### Excerpted records:
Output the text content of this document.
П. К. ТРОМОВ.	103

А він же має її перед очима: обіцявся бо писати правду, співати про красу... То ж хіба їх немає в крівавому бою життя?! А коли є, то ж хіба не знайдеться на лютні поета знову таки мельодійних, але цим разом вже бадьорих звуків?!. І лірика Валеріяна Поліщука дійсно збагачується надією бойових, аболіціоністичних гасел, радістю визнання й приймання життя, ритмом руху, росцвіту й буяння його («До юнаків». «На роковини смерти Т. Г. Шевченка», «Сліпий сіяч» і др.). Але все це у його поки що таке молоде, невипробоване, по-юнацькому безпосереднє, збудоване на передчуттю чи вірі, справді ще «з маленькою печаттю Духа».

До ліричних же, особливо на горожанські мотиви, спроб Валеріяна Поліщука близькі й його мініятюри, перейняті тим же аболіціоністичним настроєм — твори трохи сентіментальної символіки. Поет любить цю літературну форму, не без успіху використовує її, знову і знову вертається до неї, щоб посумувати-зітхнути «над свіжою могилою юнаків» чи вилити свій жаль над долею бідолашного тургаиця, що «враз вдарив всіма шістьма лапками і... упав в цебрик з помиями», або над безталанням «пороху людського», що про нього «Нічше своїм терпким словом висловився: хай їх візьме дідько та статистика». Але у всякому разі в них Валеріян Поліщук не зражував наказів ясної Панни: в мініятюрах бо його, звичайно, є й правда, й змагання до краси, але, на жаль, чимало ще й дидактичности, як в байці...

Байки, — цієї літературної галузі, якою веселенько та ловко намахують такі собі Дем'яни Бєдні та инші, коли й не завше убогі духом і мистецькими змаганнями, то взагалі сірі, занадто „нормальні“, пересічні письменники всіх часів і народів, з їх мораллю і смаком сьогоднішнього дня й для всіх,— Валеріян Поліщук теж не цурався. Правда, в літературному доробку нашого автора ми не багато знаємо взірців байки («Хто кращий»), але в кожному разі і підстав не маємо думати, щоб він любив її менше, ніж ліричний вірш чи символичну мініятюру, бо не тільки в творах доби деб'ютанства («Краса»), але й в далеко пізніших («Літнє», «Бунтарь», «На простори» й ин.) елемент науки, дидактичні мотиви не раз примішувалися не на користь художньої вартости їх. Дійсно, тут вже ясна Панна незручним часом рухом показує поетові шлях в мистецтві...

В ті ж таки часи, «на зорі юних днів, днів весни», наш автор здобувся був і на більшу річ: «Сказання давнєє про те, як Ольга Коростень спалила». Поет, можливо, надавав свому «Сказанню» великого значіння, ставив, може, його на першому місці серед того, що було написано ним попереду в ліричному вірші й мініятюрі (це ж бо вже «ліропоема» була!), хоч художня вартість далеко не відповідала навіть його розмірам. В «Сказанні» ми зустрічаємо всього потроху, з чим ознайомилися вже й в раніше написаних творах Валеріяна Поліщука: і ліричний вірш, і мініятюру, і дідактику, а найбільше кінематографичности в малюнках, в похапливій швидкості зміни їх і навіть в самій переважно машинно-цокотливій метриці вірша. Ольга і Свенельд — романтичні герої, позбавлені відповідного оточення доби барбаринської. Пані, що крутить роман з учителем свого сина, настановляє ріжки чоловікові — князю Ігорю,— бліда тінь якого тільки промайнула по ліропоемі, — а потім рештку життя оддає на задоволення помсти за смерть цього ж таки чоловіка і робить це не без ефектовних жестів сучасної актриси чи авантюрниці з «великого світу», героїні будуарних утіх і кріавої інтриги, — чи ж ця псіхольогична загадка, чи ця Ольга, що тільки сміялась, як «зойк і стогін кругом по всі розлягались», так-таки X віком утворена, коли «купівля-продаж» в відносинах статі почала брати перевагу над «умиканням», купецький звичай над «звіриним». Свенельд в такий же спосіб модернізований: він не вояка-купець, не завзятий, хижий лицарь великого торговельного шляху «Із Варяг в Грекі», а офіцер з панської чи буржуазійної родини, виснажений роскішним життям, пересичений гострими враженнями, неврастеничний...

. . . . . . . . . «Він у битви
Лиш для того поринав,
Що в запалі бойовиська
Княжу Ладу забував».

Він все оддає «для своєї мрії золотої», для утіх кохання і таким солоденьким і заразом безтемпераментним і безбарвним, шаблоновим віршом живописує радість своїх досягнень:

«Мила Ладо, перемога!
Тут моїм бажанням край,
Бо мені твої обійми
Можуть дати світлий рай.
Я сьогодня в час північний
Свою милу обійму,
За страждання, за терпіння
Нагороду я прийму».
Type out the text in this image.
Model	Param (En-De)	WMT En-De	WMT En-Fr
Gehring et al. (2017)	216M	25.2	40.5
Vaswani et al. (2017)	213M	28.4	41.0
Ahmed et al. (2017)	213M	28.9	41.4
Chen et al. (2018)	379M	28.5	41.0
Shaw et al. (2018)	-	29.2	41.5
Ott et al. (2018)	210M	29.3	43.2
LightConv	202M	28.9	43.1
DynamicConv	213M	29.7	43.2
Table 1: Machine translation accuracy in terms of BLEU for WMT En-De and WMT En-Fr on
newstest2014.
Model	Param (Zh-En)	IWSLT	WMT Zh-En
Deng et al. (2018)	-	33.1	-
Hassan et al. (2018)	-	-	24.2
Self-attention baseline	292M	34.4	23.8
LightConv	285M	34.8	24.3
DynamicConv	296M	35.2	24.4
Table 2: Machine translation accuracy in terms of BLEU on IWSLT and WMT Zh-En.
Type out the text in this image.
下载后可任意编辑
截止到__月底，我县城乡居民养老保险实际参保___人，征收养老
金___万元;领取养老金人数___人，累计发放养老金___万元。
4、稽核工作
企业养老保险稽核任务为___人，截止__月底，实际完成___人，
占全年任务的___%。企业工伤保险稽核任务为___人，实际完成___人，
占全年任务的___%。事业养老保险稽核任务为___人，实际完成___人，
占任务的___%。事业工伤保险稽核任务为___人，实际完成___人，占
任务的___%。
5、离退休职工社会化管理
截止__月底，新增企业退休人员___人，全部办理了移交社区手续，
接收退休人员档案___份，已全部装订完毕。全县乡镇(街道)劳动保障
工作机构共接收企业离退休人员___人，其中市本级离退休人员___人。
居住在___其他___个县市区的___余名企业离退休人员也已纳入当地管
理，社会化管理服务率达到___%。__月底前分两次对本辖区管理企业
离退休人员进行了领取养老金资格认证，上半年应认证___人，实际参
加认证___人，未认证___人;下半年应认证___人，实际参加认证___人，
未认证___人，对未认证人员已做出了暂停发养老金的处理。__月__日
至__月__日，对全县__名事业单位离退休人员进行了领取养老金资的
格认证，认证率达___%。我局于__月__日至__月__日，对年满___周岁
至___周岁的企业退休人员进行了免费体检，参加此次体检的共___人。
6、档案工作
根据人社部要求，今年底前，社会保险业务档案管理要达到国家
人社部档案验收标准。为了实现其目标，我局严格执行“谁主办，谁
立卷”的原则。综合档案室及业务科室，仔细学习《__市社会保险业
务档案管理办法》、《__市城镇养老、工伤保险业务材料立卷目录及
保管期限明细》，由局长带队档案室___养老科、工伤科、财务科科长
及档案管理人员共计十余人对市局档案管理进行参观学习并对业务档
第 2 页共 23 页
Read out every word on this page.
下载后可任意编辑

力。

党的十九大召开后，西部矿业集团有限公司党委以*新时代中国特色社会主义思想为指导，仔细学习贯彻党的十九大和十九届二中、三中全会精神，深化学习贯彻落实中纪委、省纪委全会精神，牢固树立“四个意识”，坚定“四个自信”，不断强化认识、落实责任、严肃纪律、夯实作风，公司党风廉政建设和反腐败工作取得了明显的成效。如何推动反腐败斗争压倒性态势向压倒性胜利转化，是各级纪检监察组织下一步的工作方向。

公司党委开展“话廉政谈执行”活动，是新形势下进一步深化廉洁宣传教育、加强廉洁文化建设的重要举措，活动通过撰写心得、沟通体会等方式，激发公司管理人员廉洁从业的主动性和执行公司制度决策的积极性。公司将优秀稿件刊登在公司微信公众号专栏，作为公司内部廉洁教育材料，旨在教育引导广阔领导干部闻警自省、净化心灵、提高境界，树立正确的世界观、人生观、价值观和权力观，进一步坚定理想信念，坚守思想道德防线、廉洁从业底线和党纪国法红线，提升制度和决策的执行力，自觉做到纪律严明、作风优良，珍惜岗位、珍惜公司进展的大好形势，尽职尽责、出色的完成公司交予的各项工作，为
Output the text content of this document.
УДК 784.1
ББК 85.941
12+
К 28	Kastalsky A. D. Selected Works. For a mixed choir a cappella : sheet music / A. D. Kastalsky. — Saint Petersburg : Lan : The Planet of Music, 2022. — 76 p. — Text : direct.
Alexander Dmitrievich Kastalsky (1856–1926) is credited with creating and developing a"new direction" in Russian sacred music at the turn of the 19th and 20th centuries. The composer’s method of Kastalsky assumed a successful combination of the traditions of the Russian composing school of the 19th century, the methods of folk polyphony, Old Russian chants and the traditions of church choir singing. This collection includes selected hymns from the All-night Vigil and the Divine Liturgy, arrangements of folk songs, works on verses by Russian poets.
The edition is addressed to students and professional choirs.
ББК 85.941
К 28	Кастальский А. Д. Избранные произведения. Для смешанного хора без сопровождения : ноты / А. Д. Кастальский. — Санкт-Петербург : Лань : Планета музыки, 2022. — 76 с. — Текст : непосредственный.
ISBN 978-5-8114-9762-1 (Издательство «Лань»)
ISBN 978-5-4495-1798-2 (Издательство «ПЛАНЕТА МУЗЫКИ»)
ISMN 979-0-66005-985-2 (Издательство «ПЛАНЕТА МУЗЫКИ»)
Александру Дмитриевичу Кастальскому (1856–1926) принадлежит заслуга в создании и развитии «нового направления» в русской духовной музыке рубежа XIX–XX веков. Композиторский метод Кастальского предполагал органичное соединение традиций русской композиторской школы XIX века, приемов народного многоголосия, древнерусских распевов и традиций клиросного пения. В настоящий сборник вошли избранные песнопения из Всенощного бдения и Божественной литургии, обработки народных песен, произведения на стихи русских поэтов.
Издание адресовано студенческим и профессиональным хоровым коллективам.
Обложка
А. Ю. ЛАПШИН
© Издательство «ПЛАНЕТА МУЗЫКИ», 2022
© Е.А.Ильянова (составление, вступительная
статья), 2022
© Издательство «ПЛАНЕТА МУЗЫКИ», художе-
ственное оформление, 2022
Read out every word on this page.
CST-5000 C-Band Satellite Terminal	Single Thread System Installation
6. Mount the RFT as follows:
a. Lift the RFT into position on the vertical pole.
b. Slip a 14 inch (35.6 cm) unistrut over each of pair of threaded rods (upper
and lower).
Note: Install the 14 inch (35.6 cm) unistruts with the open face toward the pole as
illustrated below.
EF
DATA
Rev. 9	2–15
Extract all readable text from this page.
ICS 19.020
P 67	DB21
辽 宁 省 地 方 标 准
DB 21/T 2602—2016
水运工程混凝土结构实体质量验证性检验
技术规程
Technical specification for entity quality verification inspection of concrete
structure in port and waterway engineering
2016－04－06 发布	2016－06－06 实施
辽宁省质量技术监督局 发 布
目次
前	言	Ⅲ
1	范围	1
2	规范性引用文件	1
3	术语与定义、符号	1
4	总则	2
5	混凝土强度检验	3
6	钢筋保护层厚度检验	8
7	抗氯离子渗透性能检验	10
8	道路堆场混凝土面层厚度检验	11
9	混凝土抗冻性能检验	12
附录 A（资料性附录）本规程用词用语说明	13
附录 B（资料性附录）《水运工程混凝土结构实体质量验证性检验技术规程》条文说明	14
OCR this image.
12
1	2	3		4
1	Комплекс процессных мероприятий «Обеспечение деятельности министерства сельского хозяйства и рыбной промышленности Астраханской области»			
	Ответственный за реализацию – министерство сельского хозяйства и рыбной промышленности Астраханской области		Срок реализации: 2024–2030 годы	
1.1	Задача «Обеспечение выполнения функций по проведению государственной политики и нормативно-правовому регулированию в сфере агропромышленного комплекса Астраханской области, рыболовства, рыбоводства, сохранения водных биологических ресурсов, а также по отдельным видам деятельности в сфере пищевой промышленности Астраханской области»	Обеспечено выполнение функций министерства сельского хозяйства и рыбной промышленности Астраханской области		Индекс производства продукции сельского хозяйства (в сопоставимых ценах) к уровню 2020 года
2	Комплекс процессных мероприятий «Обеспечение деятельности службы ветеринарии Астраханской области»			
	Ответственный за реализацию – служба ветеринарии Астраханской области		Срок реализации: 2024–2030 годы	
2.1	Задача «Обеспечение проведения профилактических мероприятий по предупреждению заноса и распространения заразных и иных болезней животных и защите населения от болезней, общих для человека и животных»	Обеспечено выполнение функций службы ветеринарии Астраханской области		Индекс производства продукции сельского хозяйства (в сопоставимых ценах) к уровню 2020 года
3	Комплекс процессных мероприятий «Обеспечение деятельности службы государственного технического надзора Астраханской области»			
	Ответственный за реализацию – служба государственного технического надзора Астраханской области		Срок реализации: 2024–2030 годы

### Problem to work on:
Return, unchanged, each line from the line containing "OCR this image." through the last line of the material.

### Exercise output:
OCR this image.
12
1	2	3		4
1	Комплекс процессных мероприятий «Обеспечение деятельности министерства сельского хозяйства и рыбной промышленности Астраханской области»			
	Ответственный за реализацию – министерство сельского хозяйства и рыбной промышленности Астраханской области		Срок реализации: 2024–2030 годы	
1.1	Задача «Обеспечение выполнения функций по проведению государственной политики и нормативно-правовому регулированию в сфере агропромышленного комплекса Астраханской области, рыболовства, рыбоводства, сохранения водных биологических ресурсов, а также по отдельным видам деятельности в сфере пищевой промышленности Астраханской области»	Обеспечено выполнение функций министерства сельского хозяйства и рыбной промышленности Астраханской области		Индекс производства продукции сельского хозяйства (в сопоставимых ценах) к уровню 2020 года
2	Комплекс процессных мероприятий «Обеспечение деятельности службы ветеринарии Астраханской области»			
	Ответственный за реализацию – служба ветеринарии Астраханской области		Срок реализации: 2024–2030 годы	
2.1	Задача «Обеспечение проведения профилактических мероприятий по предупреждению заноса и распространения заразных и иных болезней животных и защите населения от болезней, общих для человека и животных»	Обеспечено выполнение функций службы ветеринарии Астраханской области		Индекс производства продукции сельского хозяйства (в сопоставимых ценах) к уровню 2020 года
3	Комплекс процессных мероприятий «Обеспечение деятельности службы государственного технического надзора Астраханской области»			
	Ответственный за реализацию – служба государственного технического надзора Астраханской области		Срок реализации: 2024–2030 годы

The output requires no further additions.